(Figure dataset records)
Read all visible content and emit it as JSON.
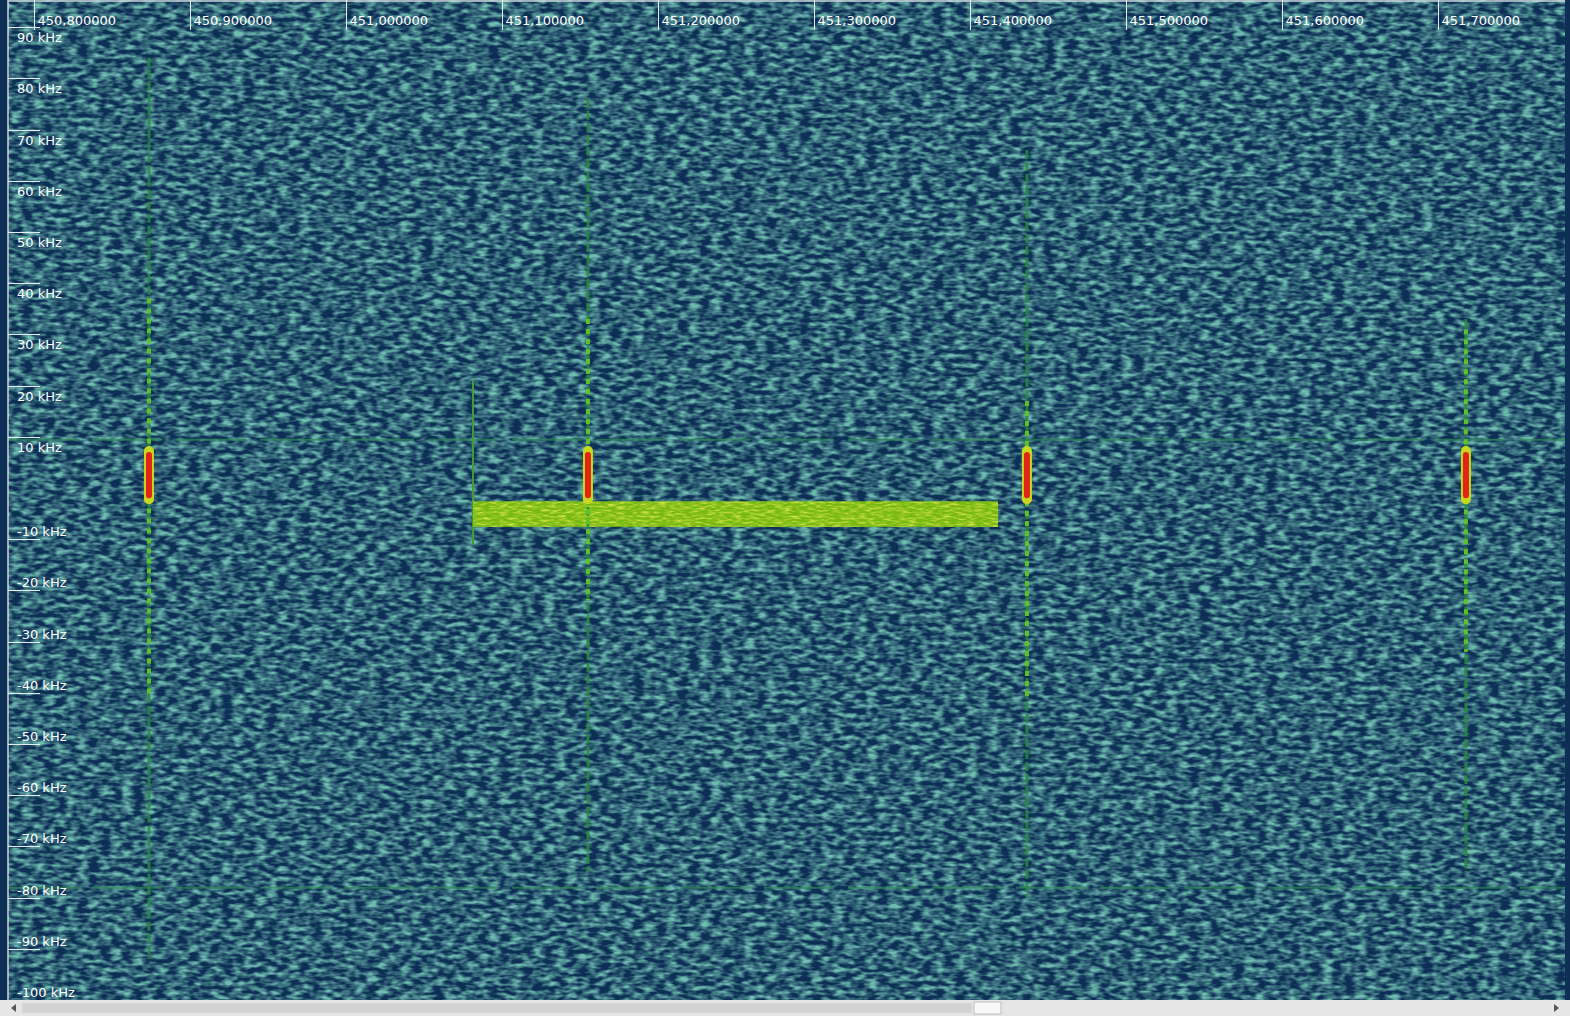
{
  "chart_data": {
    "type": "spectrogram",
    "xlim": [
      450783333,
      451781410
    ],
    "xticks": [
      {
        "value": 450800000,
        "label": "450,800000"
      },
      {
        "value": 450900000,
        "label": "450,900000"
      },
      {
        "value": 451000000,
        "label": "451,000000"
      },
      {
        "value": 451100000,
        "label": "451,100000"
      },
      {
        "value": 451200000,
        "label": "451,200000"
      },
      {
        "value": 451300000,
        "label": "451,300000"
      },
      {
        "value": 451400000,
        "label": "451,400000"
      },
      {
        "value": 451500000,
        "label": "451,500000"
      },
      {
        "value": 451600000,
        "label": "451,600000"
      },
      {
        "value": 451700000,
        "label": "451,700000"
      }
    ],
    "ylim": [
      -100,
      95.3
    ],
    "yticks": [
      {
        "value": 90,
        "label": "90 kHz"
      },
      {
        "value": 80,
        "label": "80 kHz"
      },
      {
        "value": 70,
        "label": "70 kHz"
      },
      {
        "value": 60,
        "label": "60 kHz"
      },
      {
        "value": 50,
        "label": "50 kHz"
      },
      {
        "value": 40,
        "label": "40 kHz"
      },
      {
        "value": 30,
        "label": "30 kHz"
      },
      {
        "value": 20,
        "label": "20 kHz"
      },
      {
        "value": 10,
        "label": "10 kHz"
      },
      {
        "value": -10,
        "label": "-10 kHz"
      },
      {
        "value": -20,
        "label": "-20 kHz"
      },
      {
        "value": -30,
        "label": "-30 kHz"
      },
      {
        "value": -40,
        "label": "-40 kHz"
      },
      {
        "value": -50,
        "label": "-50 kHz"
      },
      {
        "value": -60,
        "label": "-60 kHz"
      },
      {
        "value": -70,
        "label": "-70 kHz"
      },
      {
        "value": -80,
        "label": "-80 kHz"
      },
      {
        "value": -90,
        "label": "-90 kHz"
      },
      {
        "value": -100,
        "label": "-100 kHz"
      }
    ],
    "bursts": [
      {
        "x": 450873700,
        "f_low": -92,
        "f_high": 84,
        "bright_low": -41,
        "bright_high": 37,
        "peak_low": -2,
        "peak_high": 7
      },
      {
        "x": 451155100,
        "f_low": -75,
        "f_high": 76,
        "bright_low": -22,
        "bright_high": 33,
        "peak_low": -2,
        "peak_high": 7
      },
      {
        "x": 451436500,
        "f_low": -80,
        "f_high": 66,
        "bright_low": -41,
        "bright_high": 17,
        "peak_low": -2,
        "peak_high": 7
      },
      {
        "x": 451717900,
        "f_low": -75,
        "f_high": 33,
        "bright_low": -32,
        "bright_high": 31,
        "peak_low": -2,
        "peak_high": 7
      }
    ],
    "signal": {
      "x_start": 451081400,
      "x_end": 451418000,
      "f_low": -7.6,
      "f_high": -2.6,
      "onset_f_low": -11,
      "onset_f_high": 21
    },
    "spurs": [
      9.4,
      -78.1
    ]
  }
}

_Prompt_
Print the complete listing exactly as it stands, without its pictures.

_Answer in full_
Read all visible content and emit it as JSON.
{
  "chart_data": {
    "type": "spectrogram",
    "xlim": [
      450783333,
      451781410
    ],
    "xticks": [
      {
        "value": 450800000,
        "label": "450,800000"
      },
      {
        "value": 450900000,
        "label": "450,900000"
      },
      {
        "value": 451000000,
        "label": "451,000000"
      },
      {
        "value": 451100000,
        "label": "451,100000"
      },
      {
        "value": 451200000,
        "label": "451,200000"
      },
      {
        "value": 451300000,
        "label": "451,300000"
      },
      {
        "value": 451400000,
        "label": "451,400000"
      },
      {
        "value": 451500000,
        "label": "451,500000"
      },
      {
        "value": 451600000,
        "label": "451,600000"
      },
      {
        "value": 451700000,
        "label": "451,700000"
      }
    ],
    "ylim": [
      -100,
      95.3
    ],
    "yticks": [
      {
        "value": 90,
        "label": "90 kHz"
      },
      {
        "value": 80,
        "label": "80 kHz"
      },
      {
        "value": 70,
        "label": "70 kHz"
      },
      {
        "value": 60,
        "label": "60 kHz"
      },
      {
        "value": 50,
        "label": "50 kHz"
      },
      {
        "value": 40,
        "label": "40 kHz"
      },
      {
        "value": 30,
        "label": "30 kHz"
      },
      {
        "value": 20,
        "label": "20 kHz"
      },
      {
        "value": 10,
        "label": "10 kHz"
      },
      {
        "value": -10,
        "label": "-10 kHz"
      },
      {
        "value": -20,
        "label": "-20 kHz"
      },
      {
        "value": -30,
        "label": "-30 kHz"
      },
      {
        "value": -40,
        "label": "-40 kHz"
      },
      {
        "value": -50,
        "label": "-50 kHz"
      },
      {
        "value": -60,
        "label": "-60 kHz"
      },
      {
        "value": -70,
        "label": "-70 kHz"
      },
      {
        "value": -80,
        "label": "-80 kHz"
      },
      {
        "value": -90,
        "label": "-90 kHz"
      },
      {
        "value": -100,
        "label": "-100 kHz"
      }
    ],
    "bursts": [
      {
        "x": 450873700,
        "f_low": -92,
        "f_high": 84,
        "bright_low": -41,
        "bright_high": 37,
        "peak_low": -2,
        "peak_high": 7
      },
      {
        "x": 451155100,
        "f_low": -75,
        "f_high": 76,
        "bright_low": -22,
        "bright_high": 33,
        "peak_low": -2,
        "peak_high": 7
      },
      {
        "x": 451436500,
        "f_low": -80,
        "f_high": 66,
        "bright_low": -41,
        "bright_high": 17,
        "peak_low": -2,
        "peak_high": 7
      },
      {
        "x": 451717900,
        "f_low": -75,
        "f_high": 33,
        "bright_low": -32,
        "bright_high": 31,
        "peak_low": -2,
        "peak_high": 7
      }
    ],
    "signal": {
      "x_start": 451081400,
      "x_end": 451418000,
      "f_low": -7.6,
      "f_high": -2.6,
      "onset_f_low": -11,
      "onset_f_high": 21
    },
    "spurs": [
      9.4,
      -78.1
    ]
  }
}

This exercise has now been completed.